▶ **EXERCISE INPUTS**
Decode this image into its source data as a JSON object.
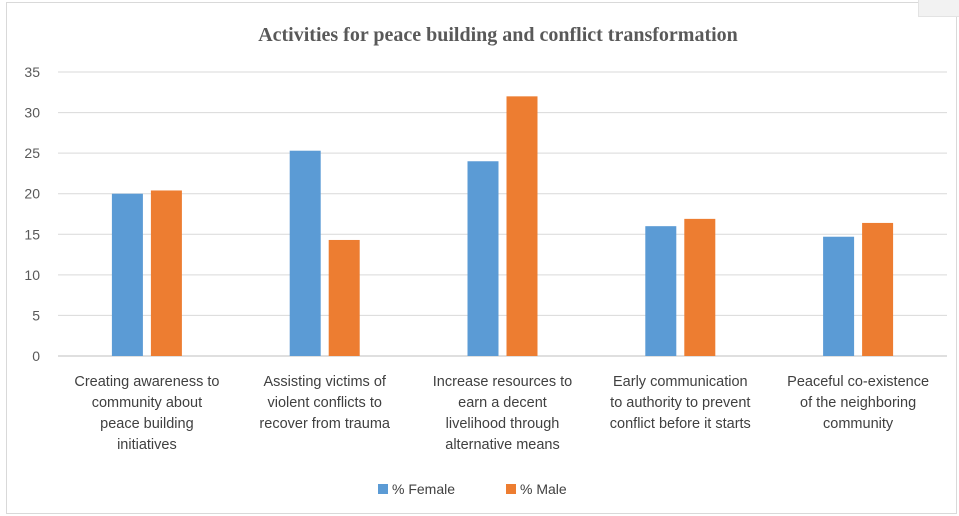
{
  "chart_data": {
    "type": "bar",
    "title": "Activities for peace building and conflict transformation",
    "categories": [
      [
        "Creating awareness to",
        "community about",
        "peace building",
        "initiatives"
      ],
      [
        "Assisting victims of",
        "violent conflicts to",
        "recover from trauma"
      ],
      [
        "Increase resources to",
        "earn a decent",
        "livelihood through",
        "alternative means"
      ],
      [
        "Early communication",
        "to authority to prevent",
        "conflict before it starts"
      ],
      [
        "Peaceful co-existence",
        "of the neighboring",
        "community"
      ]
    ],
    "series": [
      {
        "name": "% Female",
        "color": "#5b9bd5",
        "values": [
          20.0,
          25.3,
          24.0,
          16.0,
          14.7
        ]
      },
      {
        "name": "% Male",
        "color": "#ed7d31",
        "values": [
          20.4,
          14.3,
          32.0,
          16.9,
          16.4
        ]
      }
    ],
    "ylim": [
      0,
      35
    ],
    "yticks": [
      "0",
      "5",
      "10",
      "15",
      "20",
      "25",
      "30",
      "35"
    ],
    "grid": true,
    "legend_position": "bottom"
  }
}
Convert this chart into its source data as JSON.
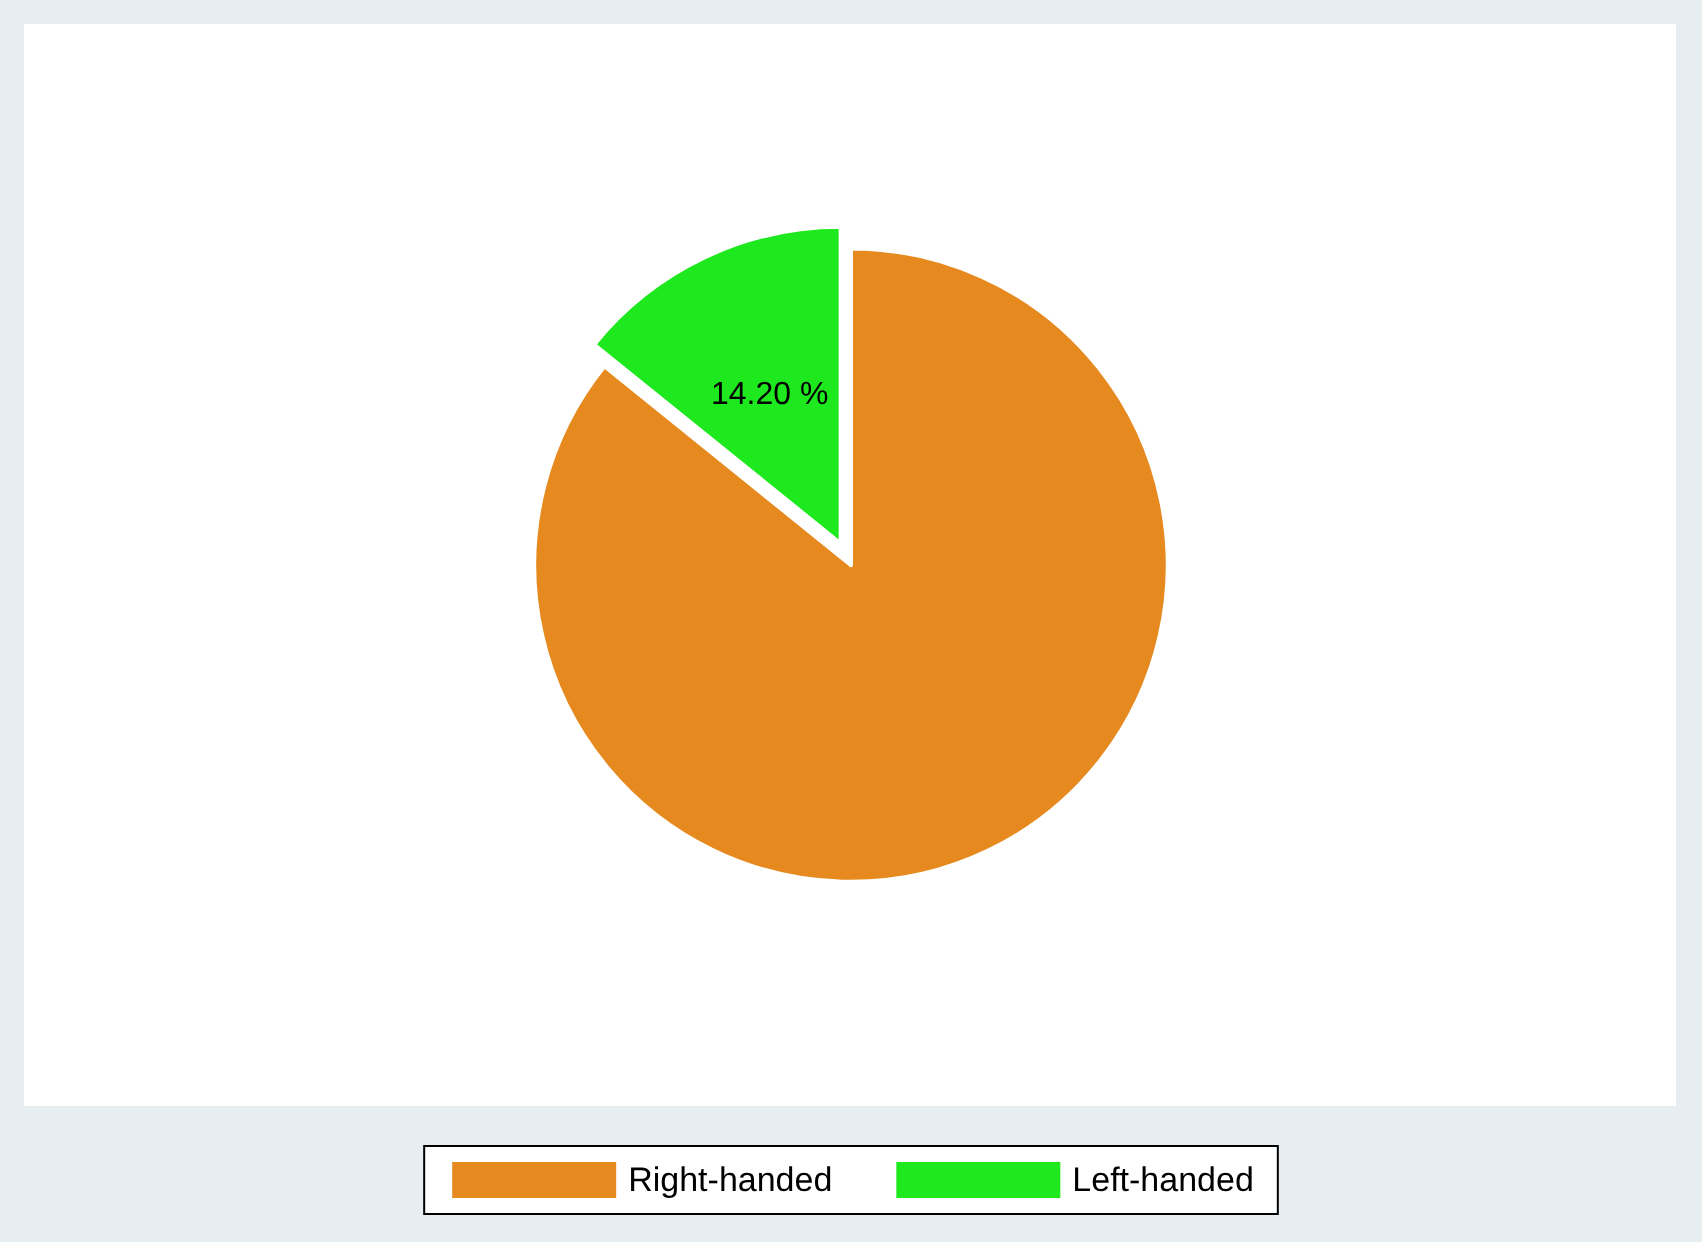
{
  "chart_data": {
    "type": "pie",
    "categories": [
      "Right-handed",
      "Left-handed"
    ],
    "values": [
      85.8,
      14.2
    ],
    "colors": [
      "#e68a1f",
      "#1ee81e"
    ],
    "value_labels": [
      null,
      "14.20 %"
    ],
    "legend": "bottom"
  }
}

▶ **DIRECTIONS FOR THIS TASK**
Skip the pictures and copy exactly the lines from the one containing "Convert this chart" through the end of the material, both ends included.

▶ **EXPECTED OUTPUT**
Convert this chart into its source data as JSON.
{
  "chart_data": {
    "type": "pie",
    "categories": [
      "Right-handed",
      "Left-handed"
    ],
    "values": [
      85.8,
      14.2
    ],
    "colors": [
      "#e68a1f",
      "#1ee81e"
    ],
    "value_labels": [
      null,
      "14.20 %"
    ],
    "legend": "bottom"
  }
}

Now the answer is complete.